- TEXTO EXTRAÍDO
□ □ □
Esse percurso até a resposta costuma ser mais longo e desgastante do que se imagina. Uma pesquisa nacional realizada pela Editora Abril, em parceria com a Danone Nutricia, com mais de 600 mães e pais de crianças com APLV, mostra que mais da metade das famílias leva pelo menos três meses e passa por três ou mais médicos até chegar ao diagnóstico correto.
Mais do que o tempo, o estudo revela um sentimento comum: o de não saber exatamente o que está acontecendo. Segundo o levantamento, 85% dos responsáveis não conheciam a APLV antes do diagnóstico, o que torna o processo ainda mais desafiador e solitário.
Na prática, essa jornada costuma ser marcada por idas e vindas, mudanças na rotina e uma constante sensação de tentativa e erro. Muitas famílias relatam testar diferentes abordagens, ajustar a alimentação, buscar novas opiniões médicas, tudo isso enquanto lidam com o desconforto do bebê e a insegurança de ainda não ter respostas claras.
□ □ □
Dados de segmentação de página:
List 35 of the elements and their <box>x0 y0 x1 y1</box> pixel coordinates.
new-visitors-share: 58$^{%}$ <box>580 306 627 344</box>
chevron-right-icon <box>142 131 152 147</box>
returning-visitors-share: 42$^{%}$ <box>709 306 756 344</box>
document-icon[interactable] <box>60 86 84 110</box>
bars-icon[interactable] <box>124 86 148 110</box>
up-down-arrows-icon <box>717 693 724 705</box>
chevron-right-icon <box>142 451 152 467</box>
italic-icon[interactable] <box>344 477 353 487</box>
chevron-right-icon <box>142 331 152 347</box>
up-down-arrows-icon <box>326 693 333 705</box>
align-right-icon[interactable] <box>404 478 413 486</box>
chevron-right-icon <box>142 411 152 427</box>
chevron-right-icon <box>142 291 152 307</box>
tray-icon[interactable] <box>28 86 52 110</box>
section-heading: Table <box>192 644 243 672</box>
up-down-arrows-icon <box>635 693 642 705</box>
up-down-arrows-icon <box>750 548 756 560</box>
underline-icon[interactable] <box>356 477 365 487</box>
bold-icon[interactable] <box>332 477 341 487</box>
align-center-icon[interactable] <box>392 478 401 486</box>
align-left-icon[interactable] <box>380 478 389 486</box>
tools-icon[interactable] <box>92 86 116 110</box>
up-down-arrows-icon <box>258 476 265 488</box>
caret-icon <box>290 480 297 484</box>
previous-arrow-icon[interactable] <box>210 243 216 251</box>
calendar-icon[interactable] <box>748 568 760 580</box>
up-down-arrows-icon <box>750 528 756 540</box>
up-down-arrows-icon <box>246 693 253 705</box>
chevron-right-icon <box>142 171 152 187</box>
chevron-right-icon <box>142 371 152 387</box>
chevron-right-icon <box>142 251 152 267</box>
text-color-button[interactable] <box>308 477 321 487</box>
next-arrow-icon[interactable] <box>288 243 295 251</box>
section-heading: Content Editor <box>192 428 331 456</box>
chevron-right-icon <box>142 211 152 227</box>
□ □ □
- PERGUNTAS A RESPONDER
1. Reescreva o trecho do texto sobre a APLV que vai de "Esse percurso até" até "desafiador e solitário.", inclusive, substituindo "pesquisa" por "sondagem".
2. Segundo o texto sobre a APLV, que porcentagem dos responsáveis não conhecia a APLV antes do diagnóstico?
Os registros são um material separado do texto.

- RESPOSTAS POR TAREFA
1.
Esse percurso até a resposta costuma ser mais longo e desgastante do que se imagina. Uma sondagem nacional realizada pela Editora Abril, em parceria com a Danone Nutricia, com mais de 600 mães e pais de crianças com APLV, mostra que mais da metade das famílias leva pelo menos três meses e passa por três ou mais médicos até chegar ao diagnóstico correto.
Mais do que o tempo, o estudo revela um sentimento comum: o de não saber exatamente o que está acontecendo. Segundo o levantamento, 85% dos responsáveis não conheciam a APLV antes do diagnóstico, o que torna o processo ainda mais desafiador e solitário.

2. 85% dos responsáveis não conheciam a APLV antes do diagnóstico.